- Your task -
Go through the records underneath and write each one out again exactly.

- Data shown -
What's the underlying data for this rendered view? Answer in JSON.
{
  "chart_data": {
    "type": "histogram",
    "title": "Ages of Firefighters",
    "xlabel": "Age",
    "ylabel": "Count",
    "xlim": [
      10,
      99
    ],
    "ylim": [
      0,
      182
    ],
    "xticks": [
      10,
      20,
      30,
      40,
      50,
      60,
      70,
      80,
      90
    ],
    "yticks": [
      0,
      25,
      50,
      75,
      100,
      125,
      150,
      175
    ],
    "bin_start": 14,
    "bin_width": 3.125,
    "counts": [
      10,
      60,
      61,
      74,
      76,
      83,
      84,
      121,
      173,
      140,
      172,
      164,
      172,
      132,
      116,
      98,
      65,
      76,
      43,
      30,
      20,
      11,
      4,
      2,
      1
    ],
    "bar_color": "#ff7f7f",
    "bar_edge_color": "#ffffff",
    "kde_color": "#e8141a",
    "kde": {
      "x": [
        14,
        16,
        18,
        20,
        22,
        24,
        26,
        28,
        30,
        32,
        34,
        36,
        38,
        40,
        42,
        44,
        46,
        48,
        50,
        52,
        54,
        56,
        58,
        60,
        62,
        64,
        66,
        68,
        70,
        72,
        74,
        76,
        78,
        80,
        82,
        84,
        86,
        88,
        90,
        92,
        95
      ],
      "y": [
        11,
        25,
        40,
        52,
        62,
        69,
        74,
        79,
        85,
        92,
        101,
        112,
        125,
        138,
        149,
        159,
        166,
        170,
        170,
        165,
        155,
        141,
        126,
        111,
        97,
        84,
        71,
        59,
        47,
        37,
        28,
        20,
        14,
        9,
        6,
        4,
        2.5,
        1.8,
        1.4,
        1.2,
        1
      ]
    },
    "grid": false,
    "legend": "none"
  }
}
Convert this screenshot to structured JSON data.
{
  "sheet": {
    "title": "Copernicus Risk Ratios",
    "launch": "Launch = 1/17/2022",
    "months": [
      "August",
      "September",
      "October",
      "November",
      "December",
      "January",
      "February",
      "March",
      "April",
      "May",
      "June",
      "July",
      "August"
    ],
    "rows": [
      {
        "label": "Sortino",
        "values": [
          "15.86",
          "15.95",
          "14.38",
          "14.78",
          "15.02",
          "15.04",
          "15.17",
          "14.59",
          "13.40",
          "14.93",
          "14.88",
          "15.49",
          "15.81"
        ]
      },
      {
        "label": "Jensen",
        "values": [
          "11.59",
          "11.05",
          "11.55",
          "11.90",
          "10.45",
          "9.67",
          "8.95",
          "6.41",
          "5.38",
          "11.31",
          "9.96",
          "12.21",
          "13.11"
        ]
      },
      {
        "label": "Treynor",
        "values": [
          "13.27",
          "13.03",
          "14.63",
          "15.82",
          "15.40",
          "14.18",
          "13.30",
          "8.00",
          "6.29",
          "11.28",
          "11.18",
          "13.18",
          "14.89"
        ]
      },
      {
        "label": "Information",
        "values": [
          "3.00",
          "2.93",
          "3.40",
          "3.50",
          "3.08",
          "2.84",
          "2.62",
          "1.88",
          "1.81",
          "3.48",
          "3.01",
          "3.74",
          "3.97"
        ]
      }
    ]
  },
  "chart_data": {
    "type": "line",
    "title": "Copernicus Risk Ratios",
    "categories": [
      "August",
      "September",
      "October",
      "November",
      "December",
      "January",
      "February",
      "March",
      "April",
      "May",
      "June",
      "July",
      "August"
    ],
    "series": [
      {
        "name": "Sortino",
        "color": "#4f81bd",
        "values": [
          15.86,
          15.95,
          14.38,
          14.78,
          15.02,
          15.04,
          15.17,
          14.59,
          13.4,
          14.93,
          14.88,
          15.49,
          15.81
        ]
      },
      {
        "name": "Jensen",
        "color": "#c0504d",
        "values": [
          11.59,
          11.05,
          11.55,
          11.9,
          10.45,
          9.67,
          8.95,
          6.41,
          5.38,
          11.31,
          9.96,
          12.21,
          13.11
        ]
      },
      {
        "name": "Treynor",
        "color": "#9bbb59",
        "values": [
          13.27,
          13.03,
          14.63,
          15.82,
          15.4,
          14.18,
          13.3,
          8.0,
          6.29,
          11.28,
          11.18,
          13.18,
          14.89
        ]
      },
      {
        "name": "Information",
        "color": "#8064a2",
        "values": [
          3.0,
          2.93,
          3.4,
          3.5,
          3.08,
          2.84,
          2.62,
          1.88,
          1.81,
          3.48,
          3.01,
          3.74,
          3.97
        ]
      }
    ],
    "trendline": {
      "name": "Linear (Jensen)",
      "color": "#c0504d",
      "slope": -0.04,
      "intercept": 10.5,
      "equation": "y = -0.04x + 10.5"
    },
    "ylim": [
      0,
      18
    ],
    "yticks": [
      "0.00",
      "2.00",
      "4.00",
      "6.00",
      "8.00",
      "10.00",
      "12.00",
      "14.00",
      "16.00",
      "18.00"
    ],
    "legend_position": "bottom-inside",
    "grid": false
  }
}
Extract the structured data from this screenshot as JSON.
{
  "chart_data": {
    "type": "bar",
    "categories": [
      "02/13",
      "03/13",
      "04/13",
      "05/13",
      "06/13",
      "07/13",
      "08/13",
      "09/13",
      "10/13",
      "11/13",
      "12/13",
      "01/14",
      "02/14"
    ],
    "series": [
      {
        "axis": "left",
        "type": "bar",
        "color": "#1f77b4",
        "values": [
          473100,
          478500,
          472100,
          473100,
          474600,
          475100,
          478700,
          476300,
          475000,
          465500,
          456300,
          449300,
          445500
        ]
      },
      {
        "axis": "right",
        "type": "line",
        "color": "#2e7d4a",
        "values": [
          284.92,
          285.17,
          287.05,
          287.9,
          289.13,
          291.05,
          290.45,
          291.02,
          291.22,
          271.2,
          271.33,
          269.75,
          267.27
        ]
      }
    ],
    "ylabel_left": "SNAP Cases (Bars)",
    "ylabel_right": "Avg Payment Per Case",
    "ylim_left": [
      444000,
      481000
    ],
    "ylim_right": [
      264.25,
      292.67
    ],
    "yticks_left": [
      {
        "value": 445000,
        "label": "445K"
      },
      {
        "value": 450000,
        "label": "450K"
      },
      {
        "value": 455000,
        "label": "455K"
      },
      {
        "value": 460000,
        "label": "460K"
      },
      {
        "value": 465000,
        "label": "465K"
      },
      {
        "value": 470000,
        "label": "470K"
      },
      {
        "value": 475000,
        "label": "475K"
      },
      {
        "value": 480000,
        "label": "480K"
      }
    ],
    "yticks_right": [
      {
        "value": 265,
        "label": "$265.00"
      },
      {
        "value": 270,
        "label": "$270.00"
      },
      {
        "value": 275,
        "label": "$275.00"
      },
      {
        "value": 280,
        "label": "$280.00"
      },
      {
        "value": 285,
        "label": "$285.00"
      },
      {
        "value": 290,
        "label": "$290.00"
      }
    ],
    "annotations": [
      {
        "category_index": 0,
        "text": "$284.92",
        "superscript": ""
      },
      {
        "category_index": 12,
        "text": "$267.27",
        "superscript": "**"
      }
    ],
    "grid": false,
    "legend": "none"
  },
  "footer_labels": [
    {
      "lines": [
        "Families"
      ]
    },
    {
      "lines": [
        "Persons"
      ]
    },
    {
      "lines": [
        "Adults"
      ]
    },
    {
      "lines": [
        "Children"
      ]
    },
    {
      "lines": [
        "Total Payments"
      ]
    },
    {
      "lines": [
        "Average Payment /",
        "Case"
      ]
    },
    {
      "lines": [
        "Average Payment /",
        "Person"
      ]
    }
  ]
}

- Expected answer -
What's the underlying data for this rendered view? Answer in JSON.
{
  "chart_data": {
    "type": "histogram",
    "title": "Ages of Firefighters",
    "xlabel": "Age",
    "ylabel": "Count",
    "xlim": [
      10,
      99
    ],
    "ylim": [
      0,
      182
    ],
    "xticks": [
      10,
      20,
      30,
      40,
      50,
      60,
      70,
      80,
      90
    ],
    "yticks": [
      0,
      25,
      50,
      75,
      100,
      125,
      150,
      175
    ],
    "bin_start": 14,
    "bin_width": 3.125,
    "counts": [
      10,
      60,
      61,
      74,
      76,
      83,
      84,
      121,
      173,
      140,
      172,
      164,
      172,
      132,
      116,
      98,
      65,
      76,
      43,
      30,
      20,
      11,
      4,
      2,
      1
    ],
    "bar_color": "#ff7f7f",
    "bar_edge_color": "#ffffff",
    "kde_color": "#e8141a",
    "kde": {
      "x": [
        14,
        16,
        18,
        20,
        22,
        24,
        26,
        28,
        30,
        32,
        34,
        36,
        38,
        40,
        42,
        44,
        46,
        48,
        50,
        52,
        54,
        56,
        58,
        60,
        62,
        64,
        66,
        68,
        70,
        72,
        74,
        76,
        78,
        80,
        82,
        84,
        86,
        88,
        90,
        92,
        95
      ],
      "y": [
        11,
        25,
        40,
        52,
        62,
        69,
        74,
        79,
        85,
        92,
        101,
        112,
        125,
        138,
        149,
        159,
        166,
        170,
        170,
        165,
        155,
        141,
        126,
        111,
        97,
        84,
        71,
        59,
        47,
        37,
        28,
        20,
        14,
        9,
        6,
        4,
        2.5,
        1.8,
        1.4,
        1.2,
        1
      ]
    },
    "grid": false,
    "legend": "none"
  }
}
Convert this screenshot to structured JSON data.
{
  "sheet": {
    "title": "Copernicus Risk Ratios",
    "launch": "Launch = 1/17/2022",
    "months": [
      "August",
      "September",
      "October",
      "November",
      "December",
      "January",
      "February",
      "March",
      "April",
      "May",
      "June",
      "July",
      "August"
    ],
    "rows": [
      {
        "label": "Sortino",
        "values": [
          "15.86",
          "15.95",
          "14.38",
          "14.78",
          "15.02",
          "15.04",
          "15.17",
          "14.59",
          "13.40",
          "14.93",
          "14.88",
          "15.49",
          "15.81"
        ]
      },
      {
        "label": "Jensen",
        "values": [
          "11.59",
          "11.05",
          "11.55",
          "11.90",
          "10.45",
          "9.67",
          "8.95",
          "6.41",
          "5.38",
          "11.31",
          "9.96",
          "12.21",
          "13.11"
        ]
      },
      {
        "label": "Treynor",
        "values": [
          "13.27",
          "13.03",
          "14.63",
          "15.82",
          "15.40",
          "14.18",
          "13.30",
          "8.00",
          "6.29",
          "11.28",
          "11.18",
          "13.18",
          "14.89"
        ]
      },
      {
        "label": "Information",
        "values": [
          "3.00",
          "2.93",
          "3.40",
          "3.50",
          "3.08",
          "2.84",
          "2.62",
          "1.88",
          "1.81",
          "3.48",
          "3.01",
          "3.74",
          "3.97"
        ]
      }
    ]
  },
  "chart_data": {
    "type": "line",
    "title": "Copernicus Risk Ratios",
    "categories": [
      "August",
      "September",
      "October",
      "November",
      "December",
      "January",
      "February",
      "March",
      "April",
      "May",
      "June",
      "July",
      "August"
    ],
    "series": [
      {
        "name": "Sortino",
        "color": "#4f81bd",
        "values": [
          15.86,
          15.95,
          14.38,
          14.78,
          15.02,
          15.04,
          15.17,
          14.59,
          13.4,
          14.93,
          14.88,
          15.49,
          15.81
        ]
      },
      {
        "name": "Jensen",
        "color": "#c0504d",
        "values": [
          11.59,
          11.05,
          11.55,
          11.9,
          10.45,
          9.67,
          8.95,
          6.41,
          5.38,
          11.31,
          9.96,
          12.21,
          13.11
        ]
      },
      {
        "name": "Treynor",
        "color": "#9bbb59",
        "values": [
          13.27,
          13.03,
          14.63,
          15.82,
          15.4,
          14.18,
          13.3,
          8.0,
          6.29,
          11.28,
          11.18,
          13.18,
          14.89
        ]
      },
      {
        "name": "Information",
        "color": "#8064a2",
        "values": [
          3.0,
          2.93,
          3.4,
          3.5,
          3.08,
          2.84,
          2.62,
          1.88,
          1.81,
          3.48,
          3.01,
          3.74,
          3.97
        ]
      }
    ],
    "trendline": {
      "name": "Linear (Jensen)",
      "color": "#c0504d",
      "slope": -0.04,
      "intercept": 10.5,
      "equation": "y = -0.04x + 10.5"
    },
    "ylim": [
      0,
      18
    ],
    "yticks": [
      "0.00",
      "2.00",
      "4.00",
      "6.00",
      "8.00",
      "10.00",
      "12.00",
      "14.00",
      "16.00",
      "18.00"
    ],
    "legend_position": "bottom-inside",
    "grid": false
  }
}
Extract the structured data from this screenshot as JSON.
{
  "chart_data": {
    "type": "bar",
    "categories": [
      "02/13",
      "03/13",
      "04/13",
      "05/13",
      "06/13",
      "07/13",
      "08/13",
      "09/13",
      "10/13",
      "11/13",
      "12/13",
      "01/14",
      "02/14"
    ],
    "series": [
      {
        "axis": "left",
        "type": "bar",
        "color": "#1f77b4",
        "values": [
          473100,
          478500,
          472100,
          473100,
          474600,
          475100,
          478700,
          476300,
          475000,
          465500,
          456300,
          449300,
          445500
        ]
      },
      {
        "axis": "right",
        "type": "line",
        "color": "#2e7d4a",
        "values": [
          284.92,
          285.17,
          287.05,
          287.9,
          289.13,
          291.05,
          290.45,
          291.02,
          291.22,
          271.2,
          271.33,
          269.75,
          267.27
        ]
      }
    ],
    "ylabel_left": "SNAP Cases (Bars)",
    "ylabel_right": "Avg Payment Per Case",
    "ylim_left": [
      444000,
      481000
    ],
    "ylim_right": [
      264.25,
      292.67
    ],
    "yticks_left": [
      {
        "value": 445000,
        "label": "445K"
      },
      {
        "value": 450000,
        "label": "450K"
      },
      {
        "value": 455000,
        "label": "455K"
      },
      {
        "value": 460000,
        "label": "460K"
      },
      {
        "value": 465000,
        "label": "465K"
      },
      {
        "value": 470000,
        "label": "470K"
      },
      {
        "value": 475000,
        "label": "475K"
      },
      {
        "value": 480000,
        "label": "480K"
      }
    ],
    "yticks_right": [
      {
        "value": 265,
        "label": "$265.00"
      },
      {
        "value": 270,
        "label": "$270.00"
      },
      {
        "value": 275,
        "label": "$275.00"
      },
      {
        "value": 280,
        "label": "$280.00"
      },
      {
        "value": 285,
        "label": "$285.00"
      },
      {
        "value": 290,
        "label": "$290.00"
      }
    ],
    "annotations": [
      {
        "category_index": 0,
        "text": "$284.92",
        "superscript": ""
      },
      {
        "category_index": 12,
        "text": "$267.27",
        "superscript": "**"
      }
    ],
    "grid": false,
    "legend": "none"
  },
  "footer_labels": [
    {
      "lines": [
        "Families"
      ]
    },
    {
      "lines": [
        "Persons"
      ]
    },
    {
      "lines": [
        "Adults"
      ]
    },
    {
      "lines": [
        "Children"
      ]
    },
    {
      "lines": [
        "Total Payments"
      ]
    },
    {
      "lines": [
        "Average Payment /",
        "Case"
      ]
    },
    {
      "lines": [
        "Average Payment /",
        "Person"
      ]
    }
  ]
}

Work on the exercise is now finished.